* Given task: Copy out each line of the entries below that includes the string "header". Case counts.
[BEGIN]
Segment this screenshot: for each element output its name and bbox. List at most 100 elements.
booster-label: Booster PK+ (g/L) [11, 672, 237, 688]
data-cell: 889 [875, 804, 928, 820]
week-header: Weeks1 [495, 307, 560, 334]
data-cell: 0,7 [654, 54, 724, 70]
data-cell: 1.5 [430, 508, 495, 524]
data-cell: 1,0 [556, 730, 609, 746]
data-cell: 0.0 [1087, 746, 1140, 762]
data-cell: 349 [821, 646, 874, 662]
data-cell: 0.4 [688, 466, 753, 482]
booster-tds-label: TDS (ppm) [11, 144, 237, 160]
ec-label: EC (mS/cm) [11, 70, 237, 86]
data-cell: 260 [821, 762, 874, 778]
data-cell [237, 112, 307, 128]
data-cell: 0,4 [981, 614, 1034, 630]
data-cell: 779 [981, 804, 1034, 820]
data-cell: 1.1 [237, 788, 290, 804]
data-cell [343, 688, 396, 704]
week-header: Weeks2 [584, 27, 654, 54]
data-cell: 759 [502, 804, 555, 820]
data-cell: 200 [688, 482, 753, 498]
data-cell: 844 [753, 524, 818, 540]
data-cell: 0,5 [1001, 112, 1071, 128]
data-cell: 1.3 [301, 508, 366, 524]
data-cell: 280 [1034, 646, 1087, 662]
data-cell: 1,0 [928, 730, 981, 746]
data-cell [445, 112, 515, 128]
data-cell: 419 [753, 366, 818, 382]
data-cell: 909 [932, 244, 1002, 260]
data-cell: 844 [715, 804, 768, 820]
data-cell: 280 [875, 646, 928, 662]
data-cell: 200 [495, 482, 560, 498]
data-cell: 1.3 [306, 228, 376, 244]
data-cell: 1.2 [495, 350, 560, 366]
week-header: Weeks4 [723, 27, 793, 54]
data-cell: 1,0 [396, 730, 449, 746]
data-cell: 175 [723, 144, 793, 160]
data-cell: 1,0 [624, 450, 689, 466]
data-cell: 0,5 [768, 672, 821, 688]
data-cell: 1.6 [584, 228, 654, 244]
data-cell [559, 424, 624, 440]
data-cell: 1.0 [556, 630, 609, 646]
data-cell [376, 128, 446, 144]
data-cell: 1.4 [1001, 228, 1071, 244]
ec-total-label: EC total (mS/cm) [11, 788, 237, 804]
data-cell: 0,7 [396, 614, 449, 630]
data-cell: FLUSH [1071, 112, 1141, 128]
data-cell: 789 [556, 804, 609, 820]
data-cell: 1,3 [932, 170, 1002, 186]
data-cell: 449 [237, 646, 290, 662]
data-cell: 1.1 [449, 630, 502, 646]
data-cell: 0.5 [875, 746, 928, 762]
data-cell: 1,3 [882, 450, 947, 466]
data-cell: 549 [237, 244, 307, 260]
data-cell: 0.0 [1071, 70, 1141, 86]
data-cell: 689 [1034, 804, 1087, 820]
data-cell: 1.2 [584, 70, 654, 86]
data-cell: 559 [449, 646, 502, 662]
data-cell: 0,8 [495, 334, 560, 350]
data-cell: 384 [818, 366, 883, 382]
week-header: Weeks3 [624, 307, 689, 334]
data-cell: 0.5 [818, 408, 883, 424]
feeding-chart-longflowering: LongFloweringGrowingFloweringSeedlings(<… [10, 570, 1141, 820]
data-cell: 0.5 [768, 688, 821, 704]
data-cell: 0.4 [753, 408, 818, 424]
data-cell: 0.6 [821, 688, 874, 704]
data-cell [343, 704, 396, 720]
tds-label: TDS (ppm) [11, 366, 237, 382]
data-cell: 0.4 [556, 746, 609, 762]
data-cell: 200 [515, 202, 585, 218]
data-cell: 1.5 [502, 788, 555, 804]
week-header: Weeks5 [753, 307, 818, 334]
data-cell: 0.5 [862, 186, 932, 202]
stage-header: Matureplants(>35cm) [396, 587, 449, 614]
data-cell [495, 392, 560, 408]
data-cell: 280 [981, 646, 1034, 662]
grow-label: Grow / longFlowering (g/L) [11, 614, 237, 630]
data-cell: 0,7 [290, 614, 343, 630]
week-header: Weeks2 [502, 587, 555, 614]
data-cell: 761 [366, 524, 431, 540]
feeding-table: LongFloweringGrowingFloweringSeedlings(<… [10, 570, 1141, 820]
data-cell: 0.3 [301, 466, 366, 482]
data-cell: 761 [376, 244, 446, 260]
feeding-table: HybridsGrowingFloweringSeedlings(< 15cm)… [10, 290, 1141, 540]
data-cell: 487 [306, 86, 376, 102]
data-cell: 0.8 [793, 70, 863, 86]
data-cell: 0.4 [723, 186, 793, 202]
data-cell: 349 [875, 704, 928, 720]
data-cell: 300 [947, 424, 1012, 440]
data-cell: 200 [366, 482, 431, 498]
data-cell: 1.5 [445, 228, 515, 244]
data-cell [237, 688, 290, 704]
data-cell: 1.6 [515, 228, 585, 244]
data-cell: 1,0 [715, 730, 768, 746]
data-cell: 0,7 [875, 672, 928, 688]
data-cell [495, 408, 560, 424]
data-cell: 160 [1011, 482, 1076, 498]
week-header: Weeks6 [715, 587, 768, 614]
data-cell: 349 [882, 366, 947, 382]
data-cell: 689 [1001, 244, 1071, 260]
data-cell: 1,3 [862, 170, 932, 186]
[END]
* Response to the exercise:
week-header: Weeks1 [495, 307, 560, 334]
week-header: Weeks2 [584, 27, 654, 54]
week-header: Weeks4 [723, 27, 793, 54]
week-header: Weeks3 [624, 307, 689, 334]
week-header: Weeks5 [753, 307, 818, 334]
stage-header: Matureplants(>35cm) [396, 587, 449, 614]
week-header: Weeks2 [502, 587, 555, 614]
week-header: Weeks6 [715, 587, 768, 614]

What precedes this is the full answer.